**Da svolgere**:
[A] Estrai dal brano sul gioco pubblico il passo che comincia con le parole "D’altra parte il" e si chiude dopo le parole "e del minore.", senza cambiare nulla.
[B] Secondo il brano sul gioco pubblico, in quale anno il DSM III ha riconosciuto la categoria diagnostica "Pathological Gambling"?
[C] Nel brano sul gioco pubblico si parla di una continua oscillazione nel rapporto fra gioco pubblico e strutture statali. Elenca tutti i termini fra cui avviene questa oscillazione.

**Estratto del testo**:
Tale motivazione sembra appropriata nel garantire la tutela del patrimonio del popolo, sennonché da lì a poco e precisamente il 7 marzo, fu il governo stesso a bandire un grande lotto, mettendo in palio addirittura i gioielli dati in pegno dal duca di Milano alla Signoria. Il divieto era stato, in sostanza, la premessa al monopolio. Questa breve, ma significativa vicenda veneziana ci prospetta alcuni meccanismi ai quali siamo abituati nel guardare al rapporto complesso, spesso incerto, fra gioco pubblico e strutture statali: la continua oscillazione fra divieti, concessioni, gestioni in proprio e istanze moralistiche.

D’altra parte il problema torna periodicamente all’attenzione da secoli, sollecitando reiterati dibattiti, ma è soprattutto oggi che quest’attenzione si è andata sempre più focalizzando sull’aspetto della tutela alla salvaguardia della Salute e del minore.

L’approccio che ha aperto la strada ad una classificazione, e quindi al riconoscimento in ambito medico psichiatrico, è avvenuta di fatti solo nel 1980, quando nel DSM III (Diagnostic and Statistical Manual of Mental Disorders) l’APA (American Psychiatric Association) riconosce la categoria diagnostica autonoma, “Pathological Gambling”, appartenere alla classe dei “disturbi del controllo degli impulsi non classificati altrove”.

(Dati di analisi del layout dei documenti)
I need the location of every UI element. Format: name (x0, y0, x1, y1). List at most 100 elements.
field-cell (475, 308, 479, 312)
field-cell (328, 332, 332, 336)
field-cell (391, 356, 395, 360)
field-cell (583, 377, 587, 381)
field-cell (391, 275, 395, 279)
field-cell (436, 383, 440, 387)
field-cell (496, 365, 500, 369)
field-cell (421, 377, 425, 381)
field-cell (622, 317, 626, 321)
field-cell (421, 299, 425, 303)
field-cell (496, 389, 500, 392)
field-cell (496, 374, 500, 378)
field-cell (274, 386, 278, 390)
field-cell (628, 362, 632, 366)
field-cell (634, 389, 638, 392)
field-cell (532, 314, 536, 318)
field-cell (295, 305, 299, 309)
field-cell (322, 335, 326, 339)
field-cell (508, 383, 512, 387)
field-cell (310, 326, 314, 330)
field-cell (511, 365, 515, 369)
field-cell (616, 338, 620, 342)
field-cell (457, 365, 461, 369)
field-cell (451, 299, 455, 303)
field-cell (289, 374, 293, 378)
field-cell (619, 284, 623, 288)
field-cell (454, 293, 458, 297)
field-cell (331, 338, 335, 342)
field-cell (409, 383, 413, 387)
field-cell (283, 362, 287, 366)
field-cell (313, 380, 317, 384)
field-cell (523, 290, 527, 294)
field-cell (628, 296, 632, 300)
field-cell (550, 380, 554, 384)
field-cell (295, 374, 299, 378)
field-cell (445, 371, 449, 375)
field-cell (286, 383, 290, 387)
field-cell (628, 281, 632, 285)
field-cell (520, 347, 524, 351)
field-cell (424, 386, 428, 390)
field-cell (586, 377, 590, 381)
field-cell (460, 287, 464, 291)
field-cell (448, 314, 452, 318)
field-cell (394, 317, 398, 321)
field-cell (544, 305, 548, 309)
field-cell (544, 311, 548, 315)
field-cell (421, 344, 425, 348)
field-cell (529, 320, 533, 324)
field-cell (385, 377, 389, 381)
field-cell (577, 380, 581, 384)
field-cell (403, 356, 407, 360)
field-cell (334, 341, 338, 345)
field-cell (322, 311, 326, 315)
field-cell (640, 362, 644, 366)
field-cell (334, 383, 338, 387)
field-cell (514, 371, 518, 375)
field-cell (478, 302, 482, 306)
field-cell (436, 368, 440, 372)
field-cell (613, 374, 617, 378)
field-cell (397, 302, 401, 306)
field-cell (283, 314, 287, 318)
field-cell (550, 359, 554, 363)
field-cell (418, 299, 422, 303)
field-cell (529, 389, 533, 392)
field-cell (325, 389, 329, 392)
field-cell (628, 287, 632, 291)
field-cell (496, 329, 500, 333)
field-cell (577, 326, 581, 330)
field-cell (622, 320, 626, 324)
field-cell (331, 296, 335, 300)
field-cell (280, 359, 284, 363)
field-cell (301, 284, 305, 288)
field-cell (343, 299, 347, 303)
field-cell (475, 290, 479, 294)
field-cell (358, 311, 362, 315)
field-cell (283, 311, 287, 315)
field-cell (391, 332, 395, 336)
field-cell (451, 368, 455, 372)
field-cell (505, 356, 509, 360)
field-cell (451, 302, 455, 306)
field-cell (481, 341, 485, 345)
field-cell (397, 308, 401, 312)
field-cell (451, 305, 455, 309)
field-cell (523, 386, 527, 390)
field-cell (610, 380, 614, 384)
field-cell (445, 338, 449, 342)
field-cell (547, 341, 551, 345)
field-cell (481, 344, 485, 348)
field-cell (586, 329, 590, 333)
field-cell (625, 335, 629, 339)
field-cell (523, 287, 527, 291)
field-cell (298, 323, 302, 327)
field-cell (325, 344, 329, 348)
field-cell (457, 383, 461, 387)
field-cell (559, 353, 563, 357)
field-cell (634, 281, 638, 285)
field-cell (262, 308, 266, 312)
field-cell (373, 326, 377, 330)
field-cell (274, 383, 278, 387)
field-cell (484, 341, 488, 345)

**Soluzioni degli esercizi**:
[A]
D’altra parte il problema torna periodicamente all’attenzione da secoli, sollecitando reiterati dibattiti, ma è soprattutto oggi che quest’attenzione si è andata sempre più focalizzando sull’aspetto della tutela alla salvaguardia della Salute e del minore.

[B] Nel 1980.

[C] divieti, concessioni, gestioni in proprio, istanze moralistiche